**Directive:** List each line of the data that holds the string "JSON".
>> START Records provided
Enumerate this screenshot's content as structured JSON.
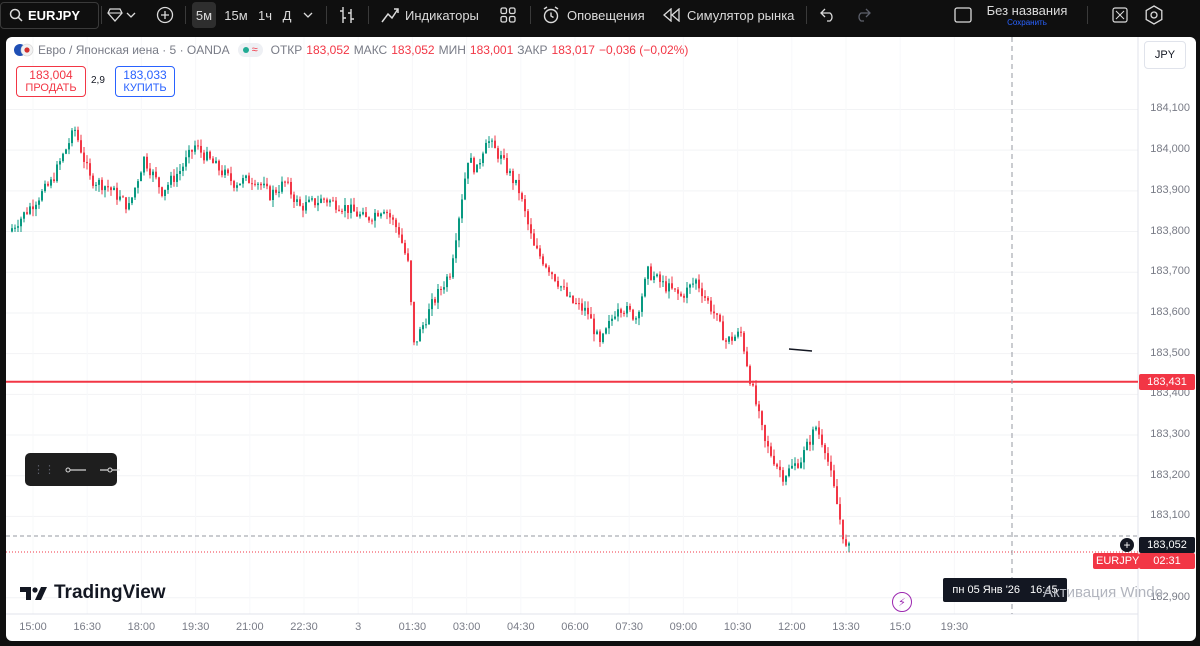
{
  "toolbar": {
    "symbol": "EURJPY",
    "timeframes": [
      "5м",
      "15м",
      "1ч",
      "Д"
    ],
    "active_timeframe": "5м",
    "indicators": "Индикаторы",
    "alerts": "Оповещения",
    "replay": "Симулятор рынка",
    "layout_name": "Без названия",
    "layout_status": "Сохранить"
  },
  "legend": {
    "title": "Евро / Японская иена · 5 · OANDA",
    "open_label": "ОТКР",
    "open": "183,052",
    "high_label": "МАКС",
    "high": "183,052",
    "low_label": "МИН",
    "low": "183,001",
    "close_label": "ЗАКР",
    "close": "183,017",
    "change": "−0,036 (−0,02%)"
  },
  "trade": {
    "sell_price": "183,004",
    "sell_label": "ПРОДАТЬ",
    "spread": "2,9",
    "buy_price": "183,033",
    "buy_label": "КУПИТЬ"
  },
  "currency_button": "JPY",
  "price_axis": {
    "labels": [
      "184,100",
      "184,000",
      "183,900",
      "183,800",
      "183,700",
      "183,600",
      "183,500",
      "183,400",
      "183,300",
      "183,200",
      "183,100",
      "182,900"
    ],
    "hline_label": "183,431",
    "current_price": "183,052",
    "symbol_tag": "EURJPY",
    "countdown": "02:31"
  },
  "time_axis": {
    "labels": [
      "15:00",
      "16:30",
      "18:00",
      "19:30",
      "21:00",
      "22:30",
      "3",
      "01:30",
      "03:00",
      "04:30",
      "06:00",
      "07:30",
      "09:00",
      "10:30",
      "12:00",
      "13:30",
      "15:0",
      "19:30"
    ],
    "crosshair_label_date": "пн 05 Янв '26",
    "crosshair_label_time": "16:45"
  },
  "brand": "TradingView",
  "watermark": "Активация Windo",
  "colors": {
    "up": "#089981",
    "down": "#f23645",
    "hline": "#f23645",
    "accent": "#2962ff"
  },
  "icons": [
    "search-icon",
    "diamond-icon",
    "chevron-down-icon",
    "plus-icon",
    "bar-style-icon",
    "indicators-icon",
    "templates-icon",
    "alarm-icon",
    "replay-icon",
    "undo-icon",
    "redo-icon",
    "layout-icon",
    "fullscreen-icon",
    "settings-icon",
    "lightning-icon"
  ],
  "chart_data": {
    "type": "candlestick",
    "symbol": "EURJPY",
    "interval": "5",
    "ylim": [
      182.87,
      184.17
    ],
    "y_ticks": [
      184.1,
      184.0,
      183.9,
      183.8,
      183.7,
      183.6,
      183.5,
      183.4,
      183.3,
      183.2,
      183.1,
      182.9
    ],
    "x_ticks": [
      "15:00",
      "16:30",
      "18:00",
      "19:30",
      "21:00",
      "22:30",
      "3",
      "01:30",
      "03:00",
      "04:30",
      "06:00",
      "07:30",
      "09:00",
      "10:30",
      "12:00",
      "13:30"
    ],
    "horizontal_line": 183.431,
    "current_price": 183.052,
    "anchors": [
      {
        "t": "14:25",
        "p": 183.8
      },
      {
        "t": "15:00",
        "p": 183.86
      },
      {
        "t": "15:35",
        "p": 183.92
      },
      {
        "t": "16:05",
        "p": 184.02
      },
      {
        "t": "16:15",
        "p": 184.05
      },
      {
        "t": "16:40",
        "p": 183.93
      },
      {
        "t": "17:10",
        "p": 183.91
      },
      {
        "t": "17:45",
        "p": 183.86
      },
      {
        "t": "18:10",
        "p": 183.98
      },
      {
        "t": "18:40",
        "p": 183.9
      },
      {
        "t": "19:10",
        "p": 183.95
      },
      {
        "t": "19:35",
        "p": 184.01
      },
      {
        "t": "20:10",
        "p": 183.96
      },
      {
        "t": "20:40",
        "p": 183.92
      },
      {
        "t": "21:15",
        "p": 183.93
      },
      {
        "t": "21:40",
        "p": 183.89
      },
      {
        "t": "22:05",
        "p": 183.92
      },
      {
        "t": "22:30",
        "p": 183.86
      },
      {
        "t": "23:10",
        "p": 183.88
      },
      {
        "t": "23:45",
        "p": 183.86
      },
      {
        "t": "00:20",
        "p": 183.83
      },
      {
        "t": "00:50",
        "p": 183.86
      },
      {
        "t": "01:15",
        "p": 183.8
      },
      {
        "t": "01:30",
        "p": 183.72
      },
      {
        "t": "01:40",
        "p": 183.52
      },
      {
        "t": "02:10",
        "p": 183.62
      },
      {
        "t": "02:40",
        "p": 183.7
      },
      {
        "t": "03:10",
        "p": 183.98
      },
      {
        "t": "03:25",
        "p": 183.95
      },
      {
        "t": "03:40",
        "p": 184.03
      },
      {
        "t": "04:05",
        "p": 183.98
      },
      {
        "t": "04:35",
        "p": 183.9
      },
      {
        "t": "05:00",
        "p": 183.76
      },
      {
        "t": "05:30",
        "p": 183.7
      },
      {
        "t": "06:00",
        "p": 183.63
      },
      {
        "t": "06:30",
        "p": 183.6
      },
      {
        "t": "06:50",
        "p": 183.52
      },
      {
        "t": "07:20",
        "p": 183.62
      },
      {
        "t": "07:50",
        "p": 183.59
      },
      {
        "t": "08:10",
        "p": 183.7
      },
      {
        "t": "08:35",
        "p": 183.67
      },
      {
        "t": "09:05",
        "p": 183.64
      },
      {
        "t": "09:30",
        "p": 183.68
      },
      {
        "t": "10:00",
        "p": 183.6
      },
      {
        "t": "10:20",
        "p": 183.53
      },
      {
        "t": "10:45",
        "p": 183.55
      },
      {
        "t": "11:00",
        "p": 183.44
      },
      {
        "t": "11:25",
        "p": 183.28
      },
      {
        "t": "11:55",
        "p": 183.2
      },
      {
        "t": "12:25",
        "p": 183.24
      },
      {
        "t": "12:50",
        "p": 183.32
      },
      {
        "t": "13:05",
        "p": 183.27
      },
      {
        "t": "13:25",
        "p": 183.13
      },
      {
        "t": "13:40",
        "p": 183.02
      }
    ]
  }
}
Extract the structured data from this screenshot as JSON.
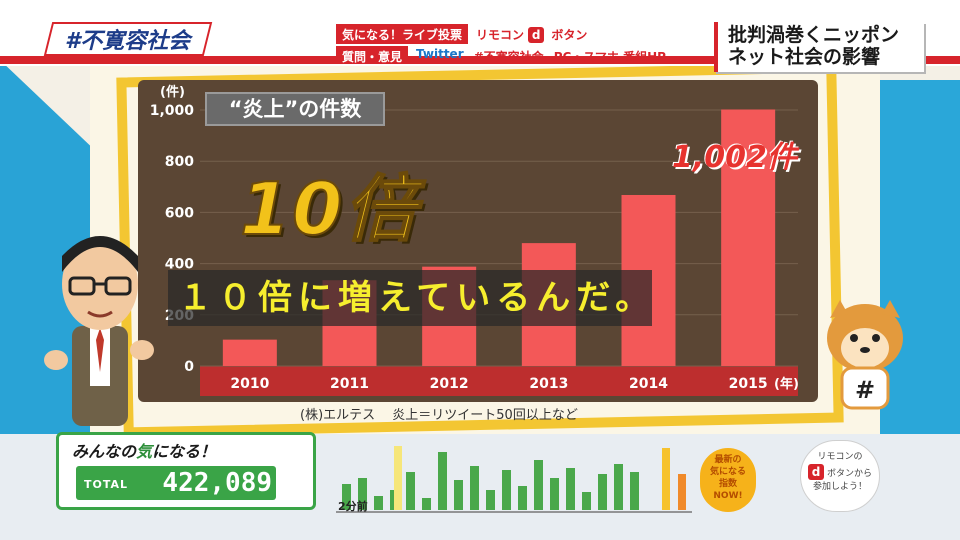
{
  "header": {
    "hashtag": "#不寛容社会",
    "vote_label": "気になる！ライブ投票",
    "remote_label": "リモコン",
    "d_button": "d",
    "button_label": "ボタン",
    "question_label": "質問・意見",
    "twitter_label": "Twitter",
    "twitter_tag": "#不寛容社会",
    "pc_label": "PC・スマホ 番組HP",
    "headline_line1": "批判渦巻くニッポン",
    "headline_line2": "ネット社会の影響"
  },
  "overlay": {
    "ratio_text": "10倍",
    "highlight_value": "1,002件",
    "subtitle": "１０倍に増えているんだ。"
  },
  "chart_data": {
    "type": "bar",
    "title": "“炎上”の件数",
    "unit_label": "(件)",
    "x_unit_label": "(年)",
    "categories": [
      "2010",
      "2011",
      "2012",
      "2013",
      "2014",
      "2015"
    ],
    "values": [
      103,
      335,
      388,
      480,
      668,
      1002
    ],
    "ylim": [
      0,
      1000
    ],
    "yticks": [
      0,
      200,
      400,
      600,
      800,
      1000
    ],
    "ytick_labels": [
      "0",
      "200",
      "400",
      "600",
      "800",
      "1,000"
    ],
    "bar_color": "#f35858",
    "note": "(株)エルテス　 炎上＝リツイート50回以上など"
  },
  "footer": {
    "counter_title_pre": "みんなの",
    "counter_title_green": "気",
    "counter_title_post": "になる！",
    "total_label": "TOTAL",
    "total_value": "422,089",
    "time_label": "2分前",
    "latest_badge_line1": "最新の",
    "latest_badge_line2": "気になる",
    "latest_badge_line3": "指数",
    "latest_badge_line4": "NOW!",
    "remote_hint_line1": "リモコンの",
    "remote_hint_line2": "ボタンから",
    "remote_hint_line3": "参加しよう！"
  }
}
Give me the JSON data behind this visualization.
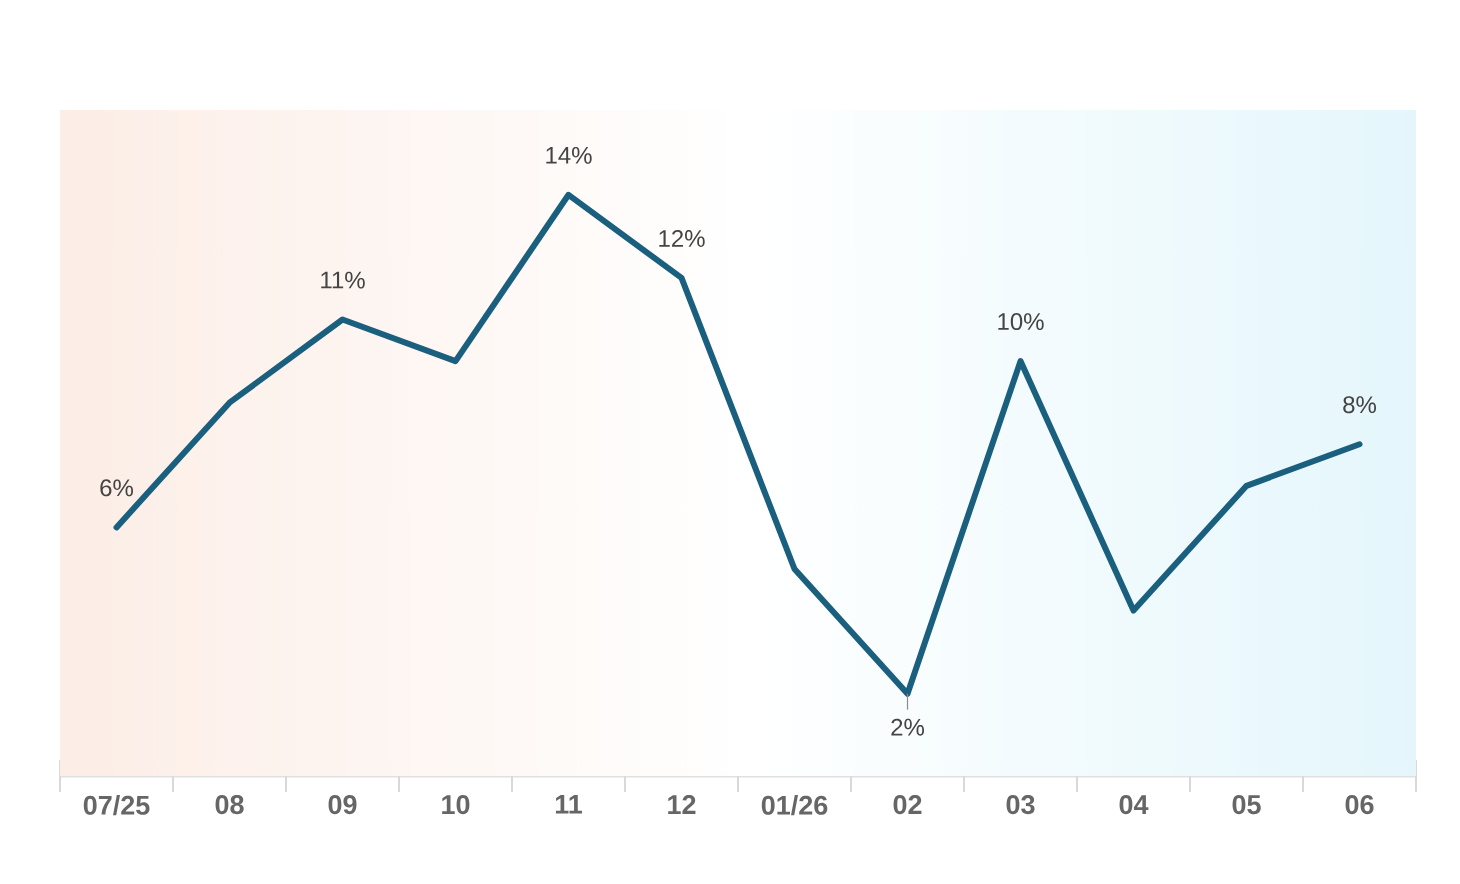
{
  "chart_data": {
    "type": "line",
    "categories": [
      "07/25",
      "08",
      "09",
      "10",
      "11",
      "12",
      "01/26",
      "02",
      "03",
      "04",
      "05",
      "06"
    ],
    "values": [
      6,
      9,
      11,
      10,
      14,
      12,
      5,
      2,
      10,
      4,
      7,
      8
    ],
    "value_labels": [
      "6%",
      null,
      "11%",
      null,
      "14%",
      "12%",
      null,
      "2%",
      "10%",
      null,
      null,
      "8%"
    ],
    "color": "#1b5f7f",
    "tick_labels": "x"
  }
}
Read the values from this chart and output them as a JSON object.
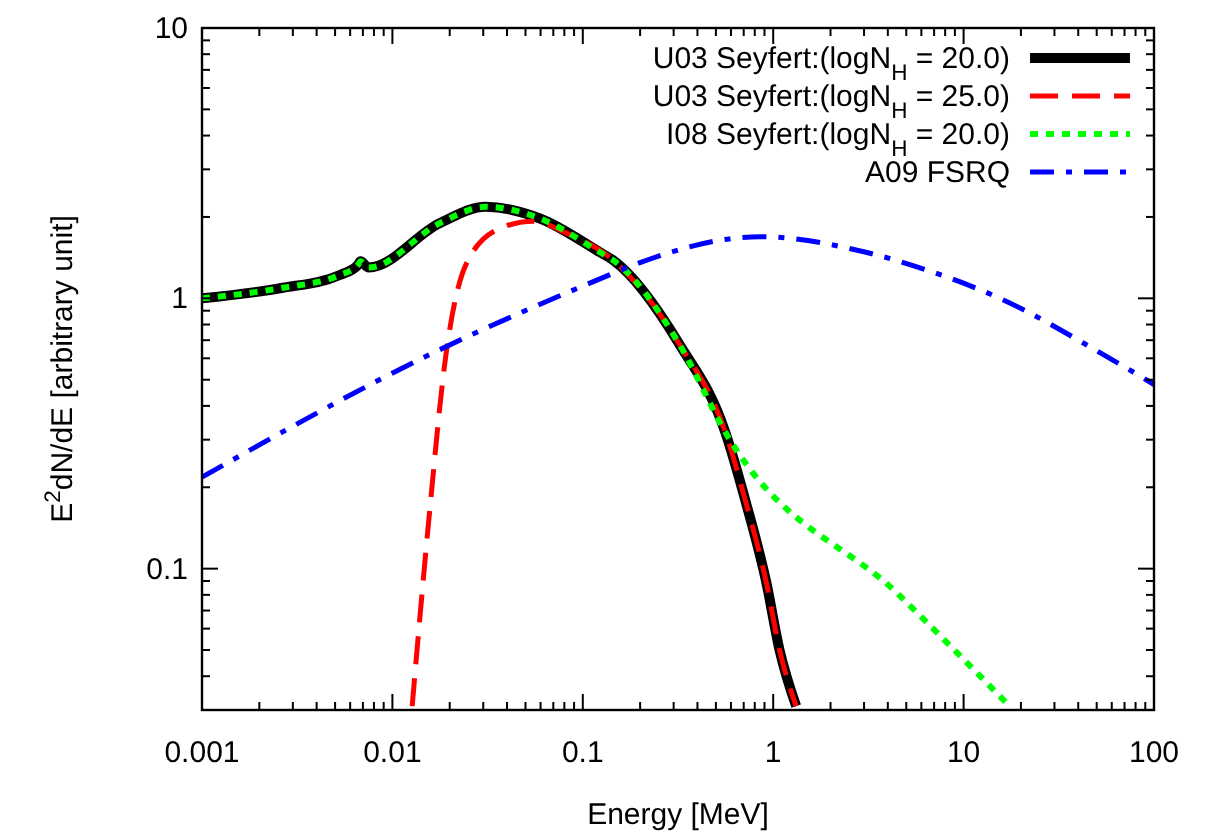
>> END Records provided
**Solution for this exercise:**
Enumerate this screenshot's content as structured JSON.
Extract the structured data from this screenshot as JSON.
Give me the JSON data behind this visualization.
Read the values from this chart and output them as a JSON object.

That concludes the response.